##### RECORDS SHOWN

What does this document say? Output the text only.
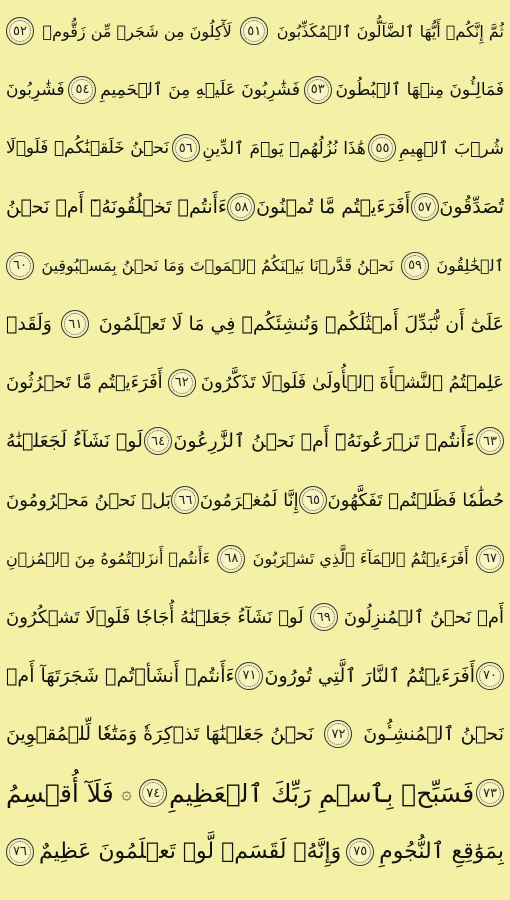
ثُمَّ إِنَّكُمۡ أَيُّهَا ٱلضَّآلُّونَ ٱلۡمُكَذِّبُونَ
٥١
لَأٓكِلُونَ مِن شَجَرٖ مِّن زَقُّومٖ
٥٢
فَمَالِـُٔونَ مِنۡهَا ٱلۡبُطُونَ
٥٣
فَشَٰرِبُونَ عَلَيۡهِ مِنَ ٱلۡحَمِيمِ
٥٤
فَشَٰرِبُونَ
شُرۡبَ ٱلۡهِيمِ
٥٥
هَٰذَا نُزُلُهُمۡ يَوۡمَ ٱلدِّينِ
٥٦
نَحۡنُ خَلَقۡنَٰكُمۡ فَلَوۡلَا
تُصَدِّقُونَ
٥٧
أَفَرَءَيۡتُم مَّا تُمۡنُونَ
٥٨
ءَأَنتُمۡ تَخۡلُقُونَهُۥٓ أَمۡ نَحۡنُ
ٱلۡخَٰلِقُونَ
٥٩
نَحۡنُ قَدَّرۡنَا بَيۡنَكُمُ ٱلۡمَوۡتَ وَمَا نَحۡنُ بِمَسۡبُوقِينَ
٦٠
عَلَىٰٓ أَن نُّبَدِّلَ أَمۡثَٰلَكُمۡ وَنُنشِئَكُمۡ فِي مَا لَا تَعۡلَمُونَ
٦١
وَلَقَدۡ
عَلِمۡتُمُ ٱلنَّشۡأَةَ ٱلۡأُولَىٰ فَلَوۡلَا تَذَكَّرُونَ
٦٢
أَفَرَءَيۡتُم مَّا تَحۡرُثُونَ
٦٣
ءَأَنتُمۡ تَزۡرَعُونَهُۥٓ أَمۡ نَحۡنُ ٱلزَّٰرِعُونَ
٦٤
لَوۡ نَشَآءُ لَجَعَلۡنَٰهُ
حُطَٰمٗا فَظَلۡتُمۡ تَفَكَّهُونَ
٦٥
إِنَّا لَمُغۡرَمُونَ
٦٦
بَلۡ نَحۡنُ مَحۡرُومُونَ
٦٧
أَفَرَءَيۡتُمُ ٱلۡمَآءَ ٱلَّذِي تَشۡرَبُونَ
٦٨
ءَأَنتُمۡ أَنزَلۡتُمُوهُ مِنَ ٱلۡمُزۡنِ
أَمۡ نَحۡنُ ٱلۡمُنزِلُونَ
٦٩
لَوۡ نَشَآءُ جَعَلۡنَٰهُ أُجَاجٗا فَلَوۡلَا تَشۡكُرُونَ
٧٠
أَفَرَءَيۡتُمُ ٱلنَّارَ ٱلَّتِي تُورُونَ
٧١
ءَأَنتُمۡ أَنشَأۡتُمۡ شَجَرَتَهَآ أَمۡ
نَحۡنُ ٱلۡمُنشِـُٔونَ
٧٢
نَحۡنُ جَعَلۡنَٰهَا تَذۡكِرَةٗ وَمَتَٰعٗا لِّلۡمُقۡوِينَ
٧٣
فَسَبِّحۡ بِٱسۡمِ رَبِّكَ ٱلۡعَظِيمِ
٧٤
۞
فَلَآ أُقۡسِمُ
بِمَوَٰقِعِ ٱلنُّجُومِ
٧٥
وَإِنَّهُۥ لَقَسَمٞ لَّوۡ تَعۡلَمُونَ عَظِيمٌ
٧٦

##########

◆ **WHAT THE EXERCISE ASKS**
Your copy of the data should match it exactly, except that pictures are left out.

◆ **SOLUTION**
What does this document say? Output the text only.
ثُمَّ إِنَّكُمۡ أَيُّهَا ٱلضَّآلُّونَ ٱلۡمُكَذِّبُونَ
٥١
لَأٓكِلُونَ مِن شَجَرٖ مِّن زَقُّومٖ
٥٢
فَمَالِـُٔونَ مِنۡهَا ٱلۡبُطُونَ
٥٣
فَشَٰرِبُونَ عَلَيۡهِ مِنَ ٱلۡحَمِيمِ
٥٤
فَشَٰرِبُونَ
شُرۡبَ ٱلۡهِيمِ
٥٥
هَٰذَا نُزُلُهُمۡ يَوۡمَ ٱلدِّينِ
٥٦
نَحۡنُ خَلَقۡنَٰكُمۡ فَلَوۡلَا
تُصَدِّقُونَ
٥٧
أَفَرَءَيۡتُم مَّا تُمۡنُونَ
٥٨
ءَأَنتُمۡ تَخۡلُقُونَهُۥٓ أَمۡ نَحۡنُ
ٱلۡخَٰلِقُونَ
٥٩
نَحۡنُ قَدَّرۡنَا بَيۡنَكُمُ ٱلۡمَوۡتَ وَمَا نَحۡنُ بِمَسۡبُوقِينَ
٦٠
عَلَىٰٓ أَن نُّبَدِّلَ أَمۡثَٰلَكُمۡ وَنُنشِئَكُمۡ فِي مَا لَا تَعۡلَمُونَ
٦١
وَلَقَدۡ
عَلِمۡتُمُ ٱلنَّشۡأَةَ ٱلۡأُولَىٰ فَلَوۡلَا تَذَكَّرُونَ
٦٢
أَفَرَءَيۡتُم مَّا تَحۡرُثُونَ
٦٣
ءَأَنتُمۡ تَزۡرَعُونَهُۥٓ أَمۡ نَحۡنُ ٱلزَّٰرِعُونَ
٦٤
لَوۡ نَشَآءُ لَجَعَلۡنَٰهُ
حُطَٰمٗا فَظَلۡتُمۡ تَفَكَّهُونَ
٦٥
إِنَّا لَمُغۡرَمُونَ
٦٦
بَلۡ نَحۡنُ مَحۡرُومُونَ
٦٧
أَفَرَءَيۡتُمُ ٱلۡمَآءَ ٱلَّذِي تَشۡرَبُونَ
٦٨
ءَأَنتُمۡ أَنزَلۡتُمُوهُ مِنَ ٱلۡمُزۡنِ
أَمۡ نَحۡنُ ٱلۡمُنزِلُونَ
٦٩
لَوۡ نَشَآءُ جَعَلۡنَٰهُ أُجَاجٗا فَلَوۡلَا تَشۡكُرُونَ
٧٠
أَفَرَءَيۡتُمُ ٱلنَّارَ ٱلَّتِي تُورُونَ
٧١
ءَأَنتُمۡ أَنشَأۡتُمۡ شَجَرَتَهَآ أَمۡ
نَحۡنُ ٱلۡمُنشِـُٔونَ
٧٢
نَحۡنُ جَعَلۡنَٰهَا تَذۡكِرَةٗ وَمَتَٰعٗا لِّلۡمُقۡوِينَ
٧٣
فَسَبِّحۡ بِٱسۡمِ رَبِّكَ ٱلۡعَظِيمِ
٧٤
۞
فَلَآ أُقۡسِمُ
بِمَوَٰقِعِ ٱلنُّجُومِ
٧٥
وَإِنَّهُۥ لَقَسَمٞ لَّوۡ تَعۡلَمُونَ عَظِيمٌ
٧٦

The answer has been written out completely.